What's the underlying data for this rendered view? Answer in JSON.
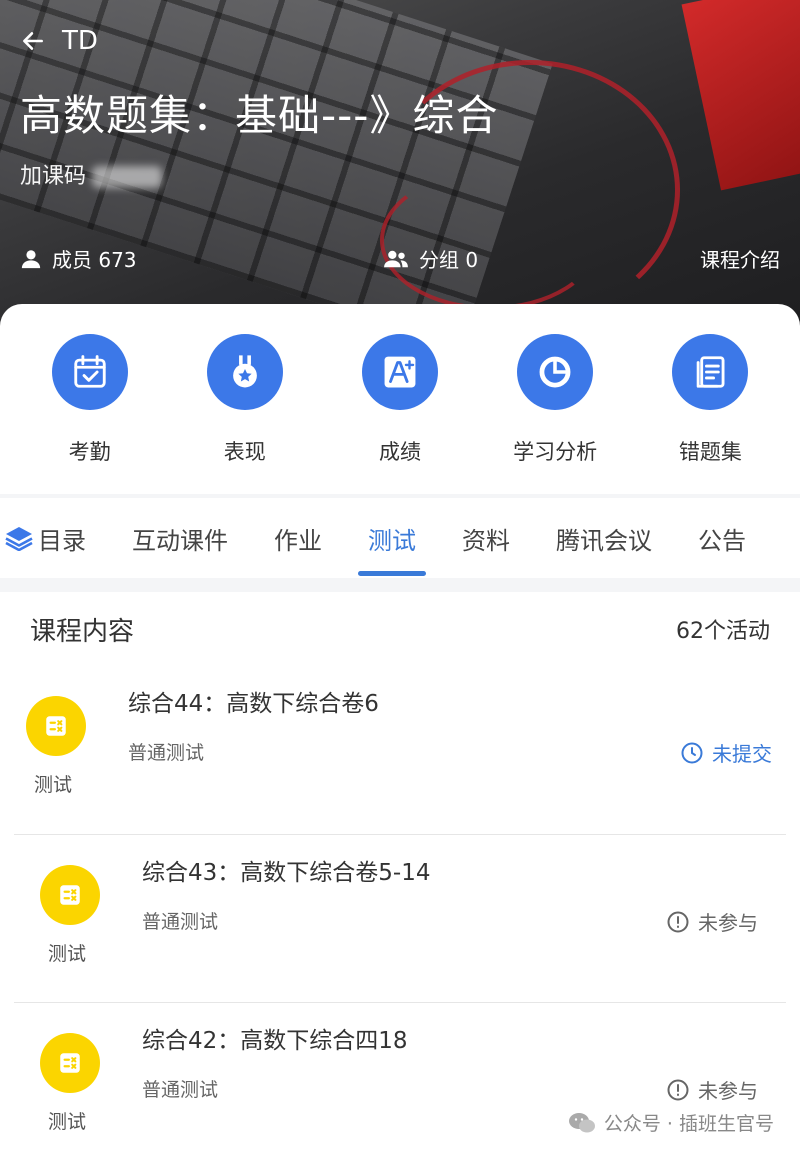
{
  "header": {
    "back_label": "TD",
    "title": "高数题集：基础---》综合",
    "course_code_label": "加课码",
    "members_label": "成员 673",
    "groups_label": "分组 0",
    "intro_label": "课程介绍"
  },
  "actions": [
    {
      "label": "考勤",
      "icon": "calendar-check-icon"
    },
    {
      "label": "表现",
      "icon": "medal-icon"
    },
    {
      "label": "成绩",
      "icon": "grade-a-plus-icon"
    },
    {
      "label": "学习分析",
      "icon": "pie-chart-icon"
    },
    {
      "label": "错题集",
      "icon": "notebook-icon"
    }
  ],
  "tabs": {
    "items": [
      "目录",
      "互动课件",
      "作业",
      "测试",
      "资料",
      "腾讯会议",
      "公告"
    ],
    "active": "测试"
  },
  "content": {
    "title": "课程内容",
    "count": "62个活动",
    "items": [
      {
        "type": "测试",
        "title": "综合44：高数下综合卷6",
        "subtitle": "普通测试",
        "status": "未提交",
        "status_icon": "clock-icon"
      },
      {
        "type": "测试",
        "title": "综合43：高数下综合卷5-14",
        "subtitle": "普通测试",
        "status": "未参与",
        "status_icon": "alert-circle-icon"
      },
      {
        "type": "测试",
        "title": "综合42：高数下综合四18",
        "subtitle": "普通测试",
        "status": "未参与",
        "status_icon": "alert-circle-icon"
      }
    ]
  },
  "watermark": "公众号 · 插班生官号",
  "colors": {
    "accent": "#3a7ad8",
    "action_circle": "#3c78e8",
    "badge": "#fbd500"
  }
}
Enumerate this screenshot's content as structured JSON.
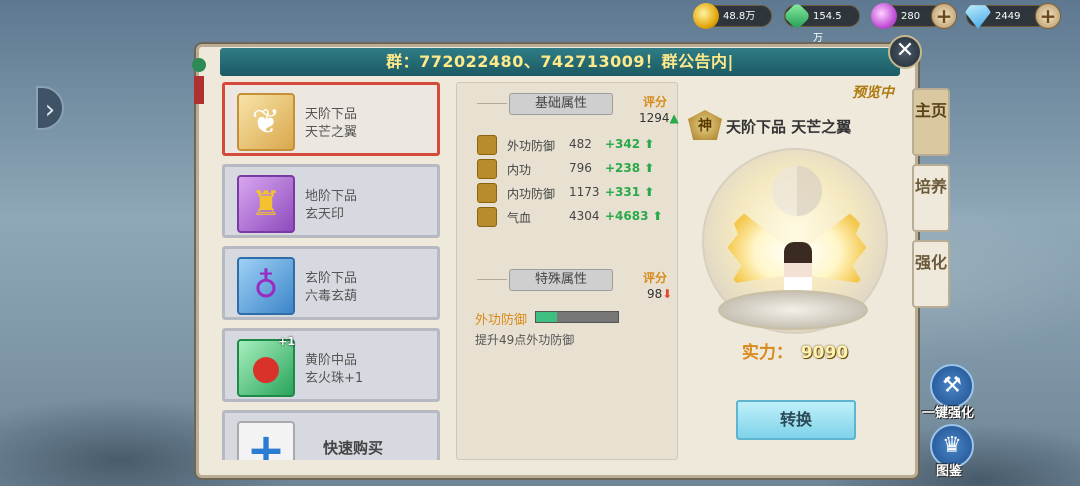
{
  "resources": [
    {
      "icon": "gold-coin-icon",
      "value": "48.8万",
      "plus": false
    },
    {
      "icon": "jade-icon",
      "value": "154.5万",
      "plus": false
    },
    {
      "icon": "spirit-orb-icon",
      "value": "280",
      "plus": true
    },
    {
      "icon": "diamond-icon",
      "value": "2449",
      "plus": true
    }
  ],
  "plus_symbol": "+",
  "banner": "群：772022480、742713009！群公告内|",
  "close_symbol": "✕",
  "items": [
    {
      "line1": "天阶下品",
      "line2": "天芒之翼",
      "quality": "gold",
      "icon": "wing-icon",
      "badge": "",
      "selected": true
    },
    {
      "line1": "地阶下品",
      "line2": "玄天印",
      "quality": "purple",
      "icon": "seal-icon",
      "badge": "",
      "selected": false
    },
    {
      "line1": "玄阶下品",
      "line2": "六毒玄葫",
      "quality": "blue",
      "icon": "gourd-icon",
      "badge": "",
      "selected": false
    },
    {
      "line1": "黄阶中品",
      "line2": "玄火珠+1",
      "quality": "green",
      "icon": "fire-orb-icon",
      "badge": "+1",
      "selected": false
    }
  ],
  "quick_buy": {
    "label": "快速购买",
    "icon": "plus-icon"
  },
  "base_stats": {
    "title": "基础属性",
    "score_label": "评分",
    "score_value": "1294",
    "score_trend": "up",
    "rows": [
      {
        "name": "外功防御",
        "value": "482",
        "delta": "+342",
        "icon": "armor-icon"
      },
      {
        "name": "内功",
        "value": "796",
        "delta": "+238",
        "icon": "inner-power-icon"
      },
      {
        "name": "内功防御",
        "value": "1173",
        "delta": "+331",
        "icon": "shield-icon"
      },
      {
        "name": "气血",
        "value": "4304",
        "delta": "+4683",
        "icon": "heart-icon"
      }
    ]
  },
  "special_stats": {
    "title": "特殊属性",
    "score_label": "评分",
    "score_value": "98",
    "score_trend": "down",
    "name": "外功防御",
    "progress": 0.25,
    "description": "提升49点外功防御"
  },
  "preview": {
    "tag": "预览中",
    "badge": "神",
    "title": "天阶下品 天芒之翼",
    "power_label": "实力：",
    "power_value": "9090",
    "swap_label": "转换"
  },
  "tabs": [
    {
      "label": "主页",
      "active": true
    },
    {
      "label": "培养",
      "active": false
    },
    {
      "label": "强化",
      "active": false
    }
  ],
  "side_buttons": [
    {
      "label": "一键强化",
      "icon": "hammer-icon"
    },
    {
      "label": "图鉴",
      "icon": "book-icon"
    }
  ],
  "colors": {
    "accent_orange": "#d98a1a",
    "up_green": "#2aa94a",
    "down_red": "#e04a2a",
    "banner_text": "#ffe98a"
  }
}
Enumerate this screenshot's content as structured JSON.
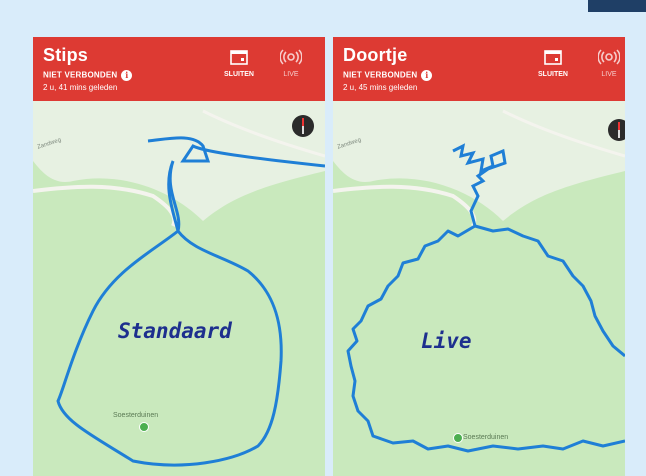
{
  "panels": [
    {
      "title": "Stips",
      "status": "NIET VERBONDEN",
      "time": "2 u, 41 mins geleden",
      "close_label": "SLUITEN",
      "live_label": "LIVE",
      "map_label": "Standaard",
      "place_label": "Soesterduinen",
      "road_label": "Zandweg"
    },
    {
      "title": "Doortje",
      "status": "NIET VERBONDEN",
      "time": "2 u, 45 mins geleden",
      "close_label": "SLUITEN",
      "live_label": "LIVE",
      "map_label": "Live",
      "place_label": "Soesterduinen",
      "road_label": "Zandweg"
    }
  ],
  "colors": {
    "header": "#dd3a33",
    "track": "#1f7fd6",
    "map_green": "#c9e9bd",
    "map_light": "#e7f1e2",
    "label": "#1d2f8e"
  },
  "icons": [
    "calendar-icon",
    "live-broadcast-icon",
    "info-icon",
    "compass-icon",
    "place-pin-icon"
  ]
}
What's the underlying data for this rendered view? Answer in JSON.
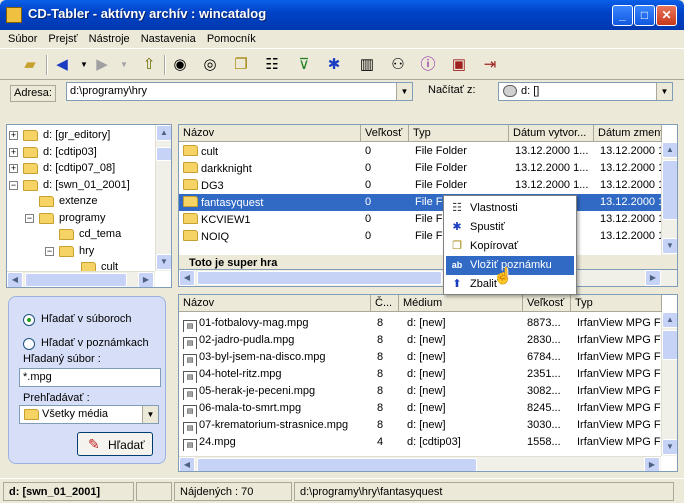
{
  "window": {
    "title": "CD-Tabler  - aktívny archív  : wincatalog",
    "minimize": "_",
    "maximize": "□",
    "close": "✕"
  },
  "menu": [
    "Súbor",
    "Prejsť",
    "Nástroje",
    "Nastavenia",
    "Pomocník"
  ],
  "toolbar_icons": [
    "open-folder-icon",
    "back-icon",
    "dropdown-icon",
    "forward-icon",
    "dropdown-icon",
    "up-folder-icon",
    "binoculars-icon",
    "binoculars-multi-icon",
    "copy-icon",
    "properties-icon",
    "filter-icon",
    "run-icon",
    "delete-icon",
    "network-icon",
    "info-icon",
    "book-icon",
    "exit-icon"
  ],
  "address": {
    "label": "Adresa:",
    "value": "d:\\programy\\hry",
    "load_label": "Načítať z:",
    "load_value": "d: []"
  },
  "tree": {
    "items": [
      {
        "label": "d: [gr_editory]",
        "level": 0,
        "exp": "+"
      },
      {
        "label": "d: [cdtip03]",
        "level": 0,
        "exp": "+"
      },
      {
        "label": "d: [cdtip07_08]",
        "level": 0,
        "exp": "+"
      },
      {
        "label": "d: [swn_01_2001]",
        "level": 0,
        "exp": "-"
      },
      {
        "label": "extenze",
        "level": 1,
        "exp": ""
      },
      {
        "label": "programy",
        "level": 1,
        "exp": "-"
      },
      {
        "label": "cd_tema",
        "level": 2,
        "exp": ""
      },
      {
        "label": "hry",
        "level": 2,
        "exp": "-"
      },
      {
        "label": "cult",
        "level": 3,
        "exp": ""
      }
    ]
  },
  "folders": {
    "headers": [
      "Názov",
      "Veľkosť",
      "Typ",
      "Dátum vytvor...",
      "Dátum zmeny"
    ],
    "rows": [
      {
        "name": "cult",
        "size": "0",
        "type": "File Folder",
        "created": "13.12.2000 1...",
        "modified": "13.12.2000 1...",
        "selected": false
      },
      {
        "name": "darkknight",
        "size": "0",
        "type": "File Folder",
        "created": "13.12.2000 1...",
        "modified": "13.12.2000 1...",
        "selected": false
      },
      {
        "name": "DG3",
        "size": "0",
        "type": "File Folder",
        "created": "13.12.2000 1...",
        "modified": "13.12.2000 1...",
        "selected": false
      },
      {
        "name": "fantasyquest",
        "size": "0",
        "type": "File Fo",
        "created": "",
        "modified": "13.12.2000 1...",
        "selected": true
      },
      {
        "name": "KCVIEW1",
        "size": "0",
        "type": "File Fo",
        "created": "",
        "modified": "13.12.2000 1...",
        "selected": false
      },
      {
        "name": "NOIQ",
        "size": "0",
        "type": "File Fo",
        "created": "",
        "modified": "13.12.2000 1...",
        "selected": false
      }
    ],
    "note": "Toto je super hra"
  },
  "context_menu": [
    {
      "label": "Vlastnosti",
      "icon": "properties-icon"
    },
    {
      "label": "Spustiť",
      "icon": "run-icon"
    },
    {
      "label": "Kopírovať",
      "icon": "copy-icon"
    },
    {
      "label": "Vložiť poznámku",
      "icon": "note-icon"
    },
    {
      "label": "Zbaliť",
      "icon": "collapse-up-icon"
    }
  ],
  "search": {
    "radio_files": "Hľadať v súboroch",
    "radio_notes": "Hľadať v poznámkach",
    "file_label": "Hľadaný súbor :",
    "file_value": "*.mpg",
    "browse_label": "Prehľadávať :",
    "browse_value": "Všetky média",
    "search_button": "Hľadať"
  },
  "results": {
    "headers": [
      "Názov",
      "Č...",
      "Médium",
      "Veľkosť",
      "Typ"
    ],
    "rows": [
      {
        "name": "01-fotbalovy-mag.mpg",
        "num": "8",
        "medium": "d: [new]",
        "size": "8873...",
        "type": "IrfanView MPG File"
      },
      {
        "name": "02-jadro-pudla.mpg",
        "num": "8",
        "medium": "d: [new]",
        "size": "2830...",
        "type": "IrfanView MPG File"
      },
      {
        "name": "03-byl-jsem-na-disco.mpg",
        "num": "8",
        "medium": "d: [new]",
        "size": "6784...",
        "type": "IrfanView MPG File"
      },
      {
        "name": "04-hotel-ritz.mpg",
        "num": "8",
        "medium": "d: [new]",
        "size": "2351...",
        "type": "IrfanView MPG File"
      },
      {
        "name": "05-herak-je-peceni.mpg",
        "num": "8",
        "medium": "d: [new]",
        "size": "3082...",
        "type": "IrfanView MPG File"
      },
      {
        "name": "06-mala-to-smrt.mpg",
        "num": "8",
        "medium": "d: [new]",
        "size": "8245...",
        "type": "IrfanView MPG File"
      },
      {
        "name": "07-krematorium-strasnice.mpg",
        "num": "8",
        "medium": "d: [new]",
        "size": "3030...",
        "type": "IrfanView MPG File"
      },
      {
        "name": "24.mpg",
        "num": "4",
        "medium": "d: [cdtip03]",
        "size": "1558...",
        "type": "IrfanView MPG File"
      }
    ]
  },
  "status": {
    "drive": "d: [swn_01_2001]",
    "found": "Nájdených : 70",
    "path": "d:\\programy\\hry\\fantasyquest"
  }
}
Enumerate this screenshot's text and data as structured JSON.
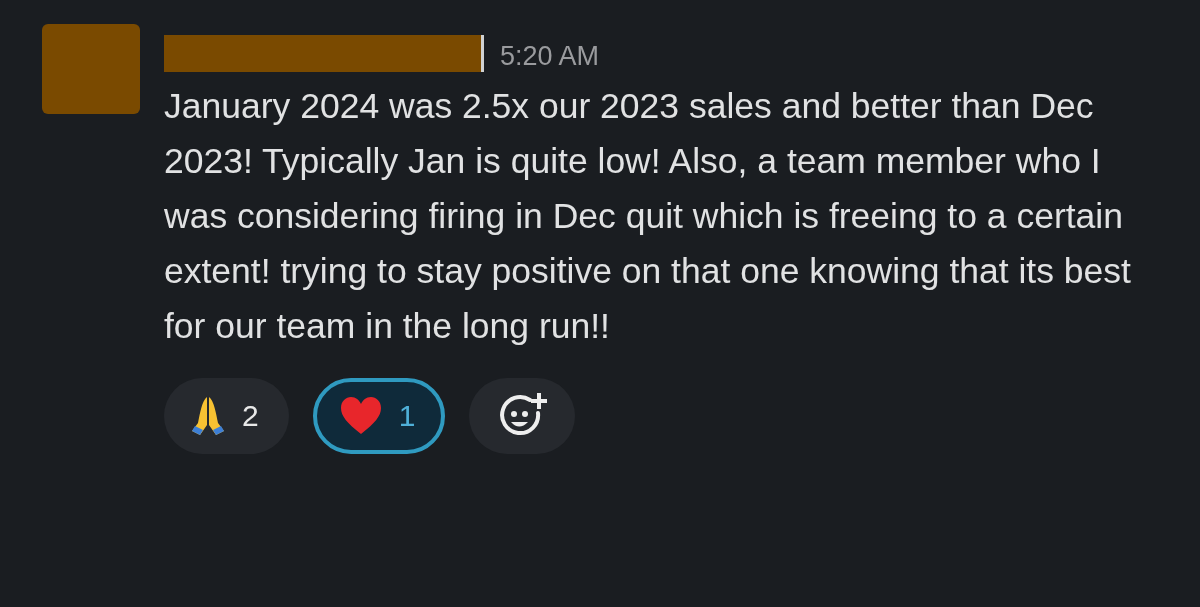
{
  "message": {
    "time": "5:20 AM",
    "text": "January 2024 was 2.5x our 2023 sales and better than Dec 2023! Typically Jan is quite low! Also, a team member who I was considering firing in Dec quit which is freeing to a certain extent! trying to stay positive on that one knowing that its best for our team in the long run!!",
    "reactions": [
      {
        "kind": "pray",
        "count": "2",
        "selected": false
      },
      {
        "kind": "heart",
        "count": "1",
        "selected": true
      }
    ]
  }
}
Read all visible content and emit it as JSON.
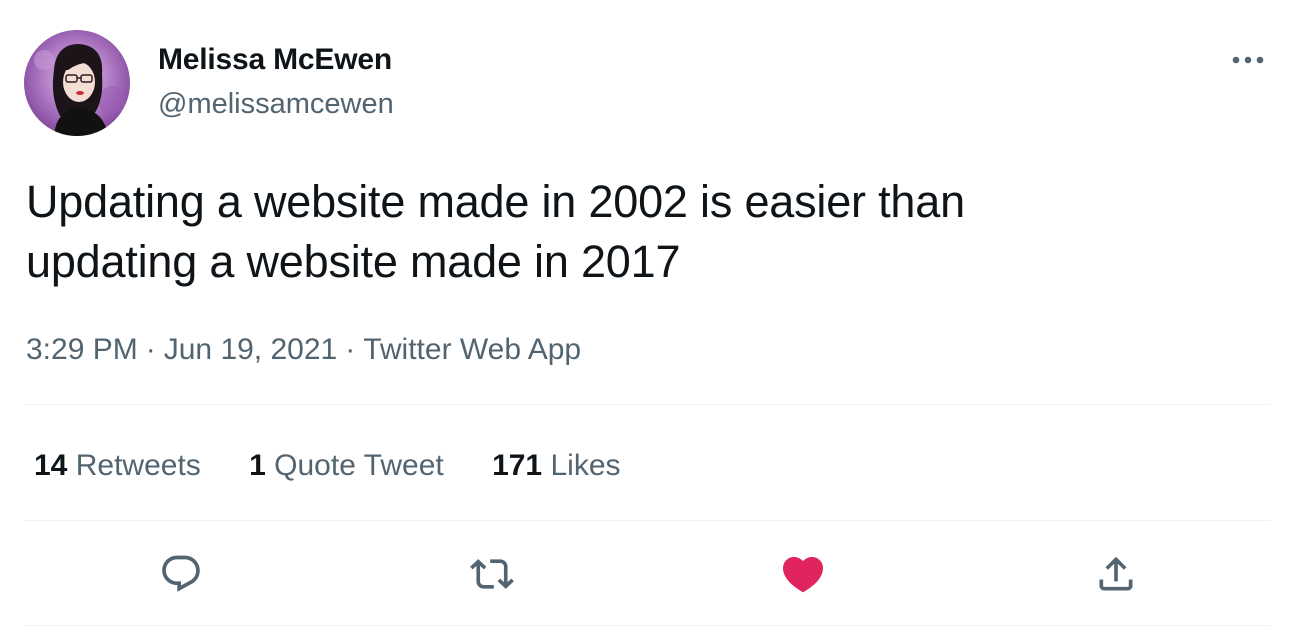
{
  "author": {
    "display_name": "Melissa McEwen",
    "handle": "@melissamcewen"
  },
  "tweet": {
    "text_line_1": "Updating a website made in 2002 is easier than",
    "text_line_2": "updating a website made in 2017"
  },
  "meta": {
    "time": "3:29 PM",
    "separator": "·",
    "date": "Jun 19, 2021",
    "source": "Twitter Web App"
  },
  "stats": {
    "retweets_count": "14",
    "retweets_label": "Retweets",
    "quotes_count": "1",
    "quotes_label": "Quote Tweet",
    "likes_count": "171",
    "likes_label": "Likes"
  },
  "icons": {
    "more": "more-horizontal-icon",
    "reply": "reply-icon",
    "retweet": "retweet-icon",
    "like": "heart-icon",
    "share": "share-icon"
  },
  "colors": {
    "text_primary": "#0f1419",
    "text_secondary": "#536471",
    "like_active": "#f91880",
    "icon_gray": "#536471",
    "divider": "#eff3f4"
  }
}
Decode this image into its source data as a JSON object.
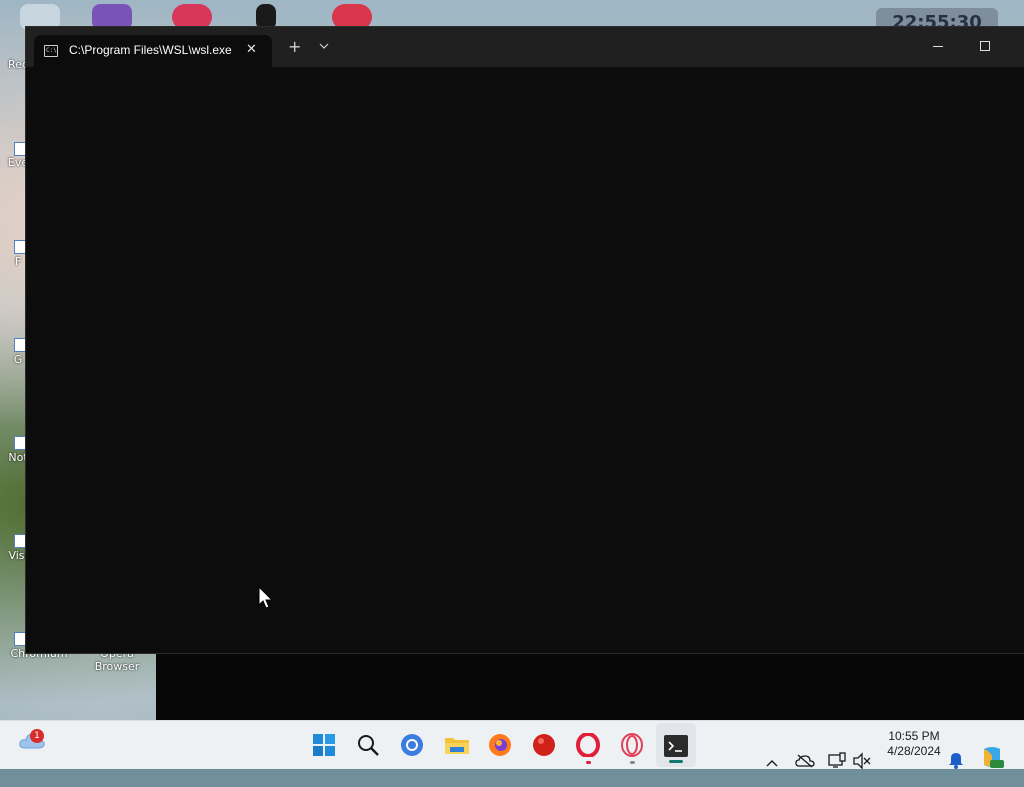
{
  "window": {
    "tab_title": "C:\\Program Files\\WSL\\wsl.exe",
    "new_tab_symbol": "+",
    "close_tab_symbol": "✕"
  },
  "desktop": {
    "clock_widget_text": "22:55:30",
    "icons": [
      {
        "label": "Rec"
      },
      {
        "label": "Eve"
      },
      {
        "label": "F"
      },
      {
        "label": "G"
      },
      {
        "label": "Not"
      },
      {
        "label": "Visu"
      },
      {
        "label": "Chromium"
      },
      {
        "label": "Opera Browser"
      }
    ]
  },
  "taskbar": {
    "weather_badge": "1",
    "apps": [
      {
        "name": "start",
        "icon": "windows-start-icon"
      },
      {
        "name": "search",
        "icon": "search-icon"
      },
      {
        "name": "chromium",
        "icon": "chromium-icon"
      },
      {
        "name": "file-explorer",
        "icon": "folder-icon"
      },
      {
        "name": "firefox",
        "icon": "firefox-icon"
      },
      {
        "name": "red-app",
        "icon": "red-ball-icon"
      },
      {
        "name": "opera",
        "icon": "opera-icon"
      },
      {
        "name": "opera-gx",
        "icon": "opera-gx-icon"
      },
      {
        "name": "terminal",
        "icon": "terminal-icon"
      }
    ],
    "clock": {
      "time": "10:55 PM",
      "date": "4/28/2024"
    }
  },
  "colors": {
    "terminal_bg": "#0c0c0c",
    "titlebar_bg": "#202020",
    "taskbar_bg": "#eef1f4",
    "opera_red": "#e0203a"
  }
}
==*==
• Written request: In the records above, collect each line with "geleden".

• Response:
      "time": "2 u, 41 mins geleden",
      "time": "2 u, 45 mins geleden",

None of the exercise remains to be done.